Trecho do documento =>

Como pode alguém, encontrando-se cercado por uma crescente maré de transgressões, de desrespeito à liberdade mais básica, e de maldade, não lutar até suas últimas forças contra ela?
Há tempos estamos sendo submergidos por uma inundação de perversidades na forma de coletivismo, socialismo, igualitarismo, niilismo e autoritarismo.
Sempre foi muito óbvio para mim que temos uma imperiosa obrigação moral de lutar contra esses males – para o nosso próprio bem, para o de nossos entes queridos, de nossa prosperidade, de nossos amigos, de nossos vizinhos e de nosso país.
Sendo assim, sempre foi um mistério para mim por que as pessoas que enxergaram e identificaram estes males – e, consequentemente, foram convocadas a combatê-lo – abandonam esta luta, aos poucos ou de uma vez. Como pode alguém enxergar a verdade, entender seu premente dever, e, então, simplesmente desistir e até mesmo ir além e trair a causa e seus companheiros de luta?
E, no entanto, nos dois movimentos e em suas variantes aos quais já estive associado — libertário e conservador —, isto acontece o tempo todo.
Conservadorismo e libertarianismo, no fim, são movimentos “radicais”, ou seja, eles se opõem radical e fortemente a todas as tendências de estatismo e imoralidade. Logo, como pode alguém que se juntou a um movimento destes — seja como ideólogo, ativista ou financiador – simplesmente abandonar a luta?
Recentemente, perguntei a um perspicaz amigo por que um conhecido nosso abdicou da luta. Ele respondeu que “ele é o tipo de pessoa que deseja uma vida tranquila, que só quer se sentar à frente da TV e não quer ouvir falar de nenhum problema”. Ok, mas, neste caso, disse eu angustiado, “por que então estas pessoas se tornaram ‘radicais’? Por que elas orgulhosamente se proclamam ‘conservadores’ ou ‘libertários’?” Infelizmente não obtive nenhuma resposta.
E o fato é que, se você quer realmente mudar o estado das coisas — tanto moral quanto economicamente —, esqueça qualquer tipo de vida tranquila ou sossegada. Não vai acontecer.
Em algumas ocasiões, as pessoas desistem da luta porque, dizem elas, trata-se de uma causa perdida. Perdemos, elas dizem. A derrota é inevitável. O grande economista Joseph Schumpeter escreveu em 1942 que o socialismo é inevitável, e que o capitalismo está condenado não por suas falhas, mas pelo seus próprios êxitos, os quais deram origem a um grupo de intelectuais invejosos e malignos que iria subverter e destruir o capitalismo por dentro. Os críticos acusaram Schumpeter de pregar o derrotismo aos defensores do capitalismo. Schumpeter respondeu que, se alguém disser que um barco está inevitavelmente afundando, seria isto a mesma coisa de dizer: “não faça o melhor que pode para salvar o barco”?

Descrição da tarefa => De acordo com o trecho do documento, em que ano Joseph Schumpeter escreveu que o socialismo é inevitável?

Dados fornecidos =>
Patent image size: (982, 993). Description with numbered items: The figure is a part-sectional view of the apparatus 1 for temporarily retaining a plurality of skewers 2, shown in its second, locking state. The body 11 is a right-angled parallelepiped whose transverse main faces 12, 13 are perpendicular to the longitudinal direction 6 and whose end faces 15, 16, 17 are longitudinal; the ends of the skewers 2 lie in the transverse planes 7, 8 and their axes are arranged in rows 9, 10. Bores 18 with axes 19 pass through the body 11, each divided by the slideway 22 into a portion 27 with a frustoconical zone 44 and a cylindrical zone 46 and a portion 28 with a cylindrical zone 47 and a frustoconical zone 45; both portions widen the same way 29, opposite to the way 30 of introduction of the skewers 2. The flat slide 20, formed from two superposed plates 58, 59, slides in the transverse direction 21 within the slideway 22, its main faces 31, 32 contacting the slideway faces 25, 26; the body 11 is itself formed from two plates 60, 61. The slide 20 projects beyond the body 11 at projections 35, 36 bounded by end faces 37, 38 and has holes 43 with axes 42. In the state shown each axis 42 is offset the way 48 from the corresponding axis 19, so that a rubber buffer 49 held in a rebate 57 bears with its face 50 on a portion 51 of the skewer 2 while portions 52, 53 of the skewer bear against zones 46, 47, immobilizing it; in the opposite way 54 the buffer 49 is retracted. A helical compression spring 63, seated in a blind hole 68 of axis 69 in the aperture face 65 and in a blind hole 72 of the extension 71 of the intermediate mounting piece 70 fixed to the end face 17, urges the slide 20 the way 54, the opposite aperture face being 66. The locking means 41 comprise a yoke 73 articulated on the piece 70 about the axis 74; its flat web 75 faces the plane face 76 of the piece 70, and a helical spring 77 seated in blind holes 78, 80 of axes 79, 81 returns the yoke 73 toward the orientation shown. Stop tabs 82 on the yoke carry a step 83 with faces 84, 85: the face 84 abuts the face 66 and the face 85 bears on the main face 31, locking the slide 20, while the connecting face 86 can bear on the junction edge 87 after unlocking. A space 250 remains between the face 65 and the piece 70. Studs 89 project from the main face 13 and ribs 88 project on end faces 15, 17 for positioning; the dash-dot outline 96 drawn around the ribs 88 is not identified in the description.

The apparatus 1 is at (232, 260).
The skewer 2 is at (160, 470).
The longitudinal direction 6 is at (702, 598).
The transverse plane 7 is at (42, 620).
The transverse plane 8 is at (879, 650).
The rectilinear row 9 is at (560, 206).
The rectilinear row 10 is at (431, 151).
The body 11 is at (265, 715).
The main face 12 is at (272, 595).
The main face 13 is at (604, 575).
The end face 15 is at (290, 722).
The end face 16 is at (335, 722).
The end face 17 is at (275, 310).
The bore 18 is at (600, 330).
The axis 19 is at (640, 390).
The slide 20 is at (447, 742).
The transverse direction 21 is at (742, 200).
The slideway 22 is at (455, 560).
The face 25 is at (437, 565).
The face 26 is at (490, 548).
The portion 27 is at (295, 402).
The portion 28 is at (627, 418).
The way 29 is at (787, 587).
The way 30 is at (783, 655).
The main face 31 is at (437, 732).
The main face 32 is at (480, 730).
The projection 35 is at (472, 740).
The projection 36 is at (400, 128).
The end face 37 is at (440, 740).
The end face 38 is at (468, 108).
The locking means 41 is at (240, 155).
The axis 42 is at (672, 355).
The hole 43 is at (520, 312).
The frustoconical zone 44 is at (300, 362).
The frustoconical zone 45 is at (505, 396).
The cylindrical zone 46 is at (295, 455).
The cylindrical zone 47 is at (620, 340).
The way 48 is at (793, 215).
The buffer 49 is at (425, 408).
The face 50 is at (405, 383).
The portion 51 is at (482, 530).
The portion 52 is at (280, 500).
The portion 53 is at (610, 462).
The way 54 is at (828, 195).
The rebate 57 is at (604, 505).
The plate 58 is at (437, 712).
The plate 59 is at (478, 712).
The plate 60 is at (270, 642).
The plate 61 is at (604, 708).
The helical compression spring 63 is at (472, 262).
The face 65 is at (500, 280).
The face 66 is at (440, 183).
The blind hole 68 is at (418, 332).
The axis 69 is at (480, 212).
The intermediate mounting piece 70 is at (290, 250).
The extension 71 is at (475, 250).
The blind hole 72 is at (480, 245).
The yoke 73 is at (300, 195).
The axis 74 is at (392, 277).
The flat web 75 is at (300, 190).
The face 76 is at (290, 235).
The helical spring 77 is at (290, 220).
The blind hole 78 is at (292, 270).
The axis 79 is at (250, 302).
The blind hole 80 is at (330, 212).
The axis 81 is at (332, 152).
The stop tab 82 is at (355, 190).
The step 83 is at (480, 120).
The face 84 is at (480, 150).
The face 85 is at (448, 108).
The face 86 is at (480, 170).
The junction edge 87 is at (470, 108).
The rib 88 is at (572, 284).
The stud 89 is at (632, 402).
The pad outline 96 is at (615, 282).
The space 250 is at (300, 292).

Solução comentada => Em 1942.